Work to complete: Please pull out every line that includes the string "CABLE".

Collected data entries:
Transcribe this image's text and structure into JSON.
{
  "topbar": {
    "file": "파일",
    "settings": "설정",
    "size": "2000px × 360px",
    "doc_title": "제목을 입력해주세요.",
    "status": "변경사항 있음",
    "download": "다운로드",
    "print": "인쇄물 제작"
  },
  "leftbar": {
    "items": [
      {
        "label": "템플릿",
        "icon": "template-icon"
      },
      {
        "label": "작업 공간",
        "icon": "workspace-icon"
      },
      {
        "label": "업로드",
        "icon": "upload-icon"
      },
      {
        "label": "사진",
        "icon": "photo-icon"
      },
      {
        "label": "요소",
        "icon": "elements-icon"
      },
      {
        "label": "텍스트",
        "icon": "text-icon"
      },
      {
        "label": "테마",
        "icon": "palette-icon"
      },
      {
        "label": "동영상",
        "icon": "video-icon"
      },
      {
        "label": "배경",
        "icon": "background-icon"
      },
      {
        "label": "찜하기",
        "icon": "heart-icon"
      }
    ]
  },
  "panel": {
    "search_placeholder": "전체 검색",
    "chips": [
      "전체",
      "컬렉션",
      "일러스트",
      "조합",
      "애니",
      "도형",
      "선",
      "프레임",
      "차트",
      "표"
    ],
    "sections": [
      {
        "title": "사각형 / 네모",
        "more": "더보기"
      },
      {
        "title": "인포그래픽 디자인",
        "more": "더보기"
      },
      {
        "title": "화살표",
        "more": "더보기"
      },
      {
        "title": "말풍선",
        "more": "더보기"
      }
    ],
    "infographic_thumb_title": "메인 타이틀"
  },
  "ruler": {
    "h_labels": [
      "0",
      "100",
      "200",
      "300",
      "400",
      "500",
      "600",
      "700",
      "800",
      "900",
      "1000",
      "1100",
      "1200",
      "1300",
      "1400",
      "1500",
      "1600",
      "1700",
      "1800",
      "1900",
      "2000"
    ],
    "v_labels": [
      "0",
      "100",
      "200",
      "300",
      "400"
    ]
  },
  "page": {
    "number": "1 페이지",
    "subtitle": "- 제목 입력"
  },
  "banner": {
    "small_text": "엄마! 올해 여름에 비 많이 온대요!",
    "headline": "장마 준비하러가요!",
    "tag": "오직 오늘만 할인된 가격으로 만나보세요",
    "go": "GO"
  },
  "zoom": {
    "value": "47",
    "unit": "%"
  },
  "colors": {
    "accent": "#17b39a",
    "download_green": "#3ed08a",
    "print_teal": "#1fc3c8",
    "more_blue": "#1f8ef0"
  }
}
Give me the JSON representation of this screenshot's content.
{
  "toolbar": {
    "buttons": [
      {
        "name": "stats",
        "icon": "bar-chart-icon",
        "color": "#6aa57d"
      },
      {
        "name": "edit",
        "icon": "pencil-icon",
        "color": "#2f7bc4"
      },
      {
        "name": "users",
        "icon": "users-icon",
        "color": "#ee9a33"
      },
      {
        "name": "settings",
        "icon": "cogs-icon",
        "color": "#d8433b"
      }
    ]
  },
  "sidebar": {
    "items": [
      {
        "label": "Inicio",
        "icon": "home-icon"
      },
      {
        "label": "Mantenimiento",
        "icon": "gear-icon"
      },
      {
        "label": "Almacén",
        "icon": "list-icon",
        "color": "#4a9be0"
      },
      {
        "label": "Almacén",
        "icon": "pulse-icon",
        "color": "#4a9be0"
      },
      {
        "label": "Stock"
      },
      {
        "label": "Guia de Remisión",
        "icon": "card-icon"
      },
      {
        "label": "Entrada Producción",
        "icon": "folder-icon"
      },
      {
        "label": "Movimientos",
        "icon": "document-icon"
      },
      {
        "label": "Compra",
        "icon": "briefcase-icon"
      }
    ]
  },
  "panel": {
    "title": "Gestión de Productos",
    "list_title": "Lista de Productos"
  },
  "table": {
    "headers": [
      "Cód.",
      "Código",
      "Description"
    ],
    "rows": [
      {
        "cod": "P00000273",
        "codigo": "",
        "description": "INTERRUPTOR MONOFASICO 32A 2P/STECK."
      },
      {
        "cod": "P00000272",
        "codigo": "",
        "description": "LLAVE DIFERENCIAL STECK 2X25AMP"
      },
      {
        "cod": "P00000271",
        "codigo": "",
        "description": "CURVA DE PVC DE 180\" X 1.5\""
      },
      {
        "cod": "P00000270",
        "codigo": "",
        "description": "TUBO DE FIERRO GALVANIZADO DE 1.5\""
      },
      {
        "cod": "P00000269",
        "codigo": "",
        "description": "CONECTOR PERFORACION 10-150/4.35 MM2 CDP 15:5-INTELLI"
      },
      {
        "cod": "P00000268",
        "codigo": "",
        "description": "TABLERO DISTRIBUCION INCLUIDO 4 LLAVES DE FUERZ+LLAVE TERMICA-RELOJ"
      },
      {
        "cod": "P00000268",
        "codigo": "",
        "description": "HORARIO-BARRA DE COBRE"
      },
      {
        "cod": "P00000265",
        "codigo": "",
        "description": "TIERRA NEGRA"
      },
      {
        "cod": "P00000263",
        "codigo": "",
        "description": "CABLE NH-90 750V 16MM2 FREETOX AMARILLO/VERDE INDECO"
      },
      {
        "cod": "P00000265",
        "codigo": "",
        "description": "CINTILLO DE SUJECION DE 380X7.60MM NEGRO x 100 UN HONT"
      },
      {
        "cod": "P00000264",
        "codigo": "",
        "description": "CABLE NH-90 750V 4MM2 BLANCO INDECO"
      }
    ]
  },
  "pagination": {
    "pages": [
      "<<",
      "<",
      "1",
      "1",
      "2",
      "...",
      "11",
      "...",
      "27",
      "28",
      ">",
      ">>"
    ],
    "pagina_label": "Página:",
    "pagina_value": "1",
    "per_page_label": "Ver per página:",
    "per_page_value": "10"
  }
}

Response to the task:
        "description": "CABLE NH-90 750V 16MM2 FREETOX AMARILLO/VERDE INDECO"
        "description": "CABLE NH-90 750V 4MM2 BLANCO INDECO"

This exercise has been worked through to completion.